EXERCISES TO COMPLETE:
1. Answer these questions about the preface on agile methods:
(a) What position does Dave West hold at Tasktop?
(b) Besides traditional/classical projects, on which projects does the passage say requirements often end up in multiple documents?
(c) Over what period does the passage say agile methods have surfaced?
2. Revise the preface on agile methods by reproducing the part that opens with the words "On traditional/classical projects, and" and closes with "of your situation.", with "documents" replaced by "artifacts".

-- BEGIN SELECTED PASSAGE --

Dave West @davidjwest
Chief Product Officer, Tasktop, and former VP and Research Director, Forrester Research
Preface
The information technology (IT) industry has an embarrassing reputation from the perspective of our customers. For decades we have squandered scarce budgets and resources, reneged on our promises, and delivered functionality that is not actually needed by the client. An outsider looking at our profession must be truly baffled. We have so many process frameworks and various bodies of knowledge such that we ourselves have difficulty keeping up with just the acronyms, let alone the wealth of material behind them. Consider: PMBOK, SWEBOK, BABOK, ITIL®, COBIT, RUP, CMMI, TOGAF, DODAF, EUP, UML, and BPMN, to name a few. Even within the narrow confines of the agile community, we have Scrum, XP, CI, CD, FDD, AMDD, TDD, and BDD, and many others. There is considerable overlap between these strategies but also considerable differences. We really need to get our act together.
Why Agile?
On traditional/classical projects, and sadly even on “heavy RUP” projects, basic business and system requirements often end up written in multiple documents in different fashions to suit the standards of the various standards bodies. Although in some regulatory environments this proves to be good practice, in many situations it proves to be a huge waste of time and effort that often provides little ultimate value—you must tailor your approach to meet the needs of your situation.
Fortunately, agile methods have surfaced over the past decade so that we can save ourselves from this madness. The beauty of agile methods is that they focus us on delivering working software of high business value to our customers early and often. We are free to adjust the project objectives at any time as the business needs change. We are encouraged to minimize documentation, to minimize if not eliminate the bureaucracy in general. Who doesn’t like that?

-- END SELECTED PASSAGE --
-- BEGIN PROVIDED DATA --

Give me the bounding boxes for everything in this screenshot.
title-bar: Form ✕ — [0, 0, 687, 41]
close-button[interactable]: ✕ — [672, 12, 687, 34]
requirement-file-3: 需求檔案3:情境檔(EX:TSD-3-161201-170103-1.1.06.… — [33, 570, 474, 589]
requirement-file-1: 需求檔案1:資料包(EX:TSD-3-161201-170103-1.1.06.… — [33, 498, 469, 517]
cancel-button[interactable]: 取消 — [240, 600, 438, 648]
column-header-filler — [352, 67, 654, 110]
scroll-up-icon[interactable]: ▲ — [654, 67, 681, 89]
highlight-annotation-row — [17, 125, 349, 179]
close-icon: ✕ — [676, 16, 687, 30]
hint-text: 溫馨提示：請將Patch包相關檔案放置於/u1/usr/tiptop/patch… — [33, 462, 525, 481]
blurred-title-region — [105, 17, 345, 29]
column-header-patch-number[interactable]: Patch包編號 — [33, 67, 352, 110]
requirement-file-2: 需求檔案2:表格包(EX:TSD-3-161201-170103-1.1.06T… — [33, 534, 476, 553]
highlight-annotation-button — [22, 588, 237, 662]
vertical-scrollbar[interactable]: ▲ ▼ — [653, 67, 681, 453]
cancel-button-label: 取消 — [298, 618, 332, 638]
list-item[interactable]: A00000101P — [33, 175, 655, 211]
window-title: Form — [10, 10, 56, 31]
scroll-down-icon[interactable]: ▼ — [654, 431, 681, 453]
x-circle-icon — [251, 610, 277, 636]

-- END PROVIDED DATA --

RESULTS BY TASK:
1.
(a) Chief Product Officer
(b) "Heavy RUP" projects
(c) The past decade

2.
On traditional/classical projects, and sadly even on “heavy RUP” projects, basic business and system requirements often end up written in multiple artifacts in different fashions to suit the standards of the various standards bodies. Although in some regulatory environments this proves to be good practice, in many situations it proves to be a huge waste of time and effort that often provides little ultimate value—you must tailor your approach to meet the needs of your situation.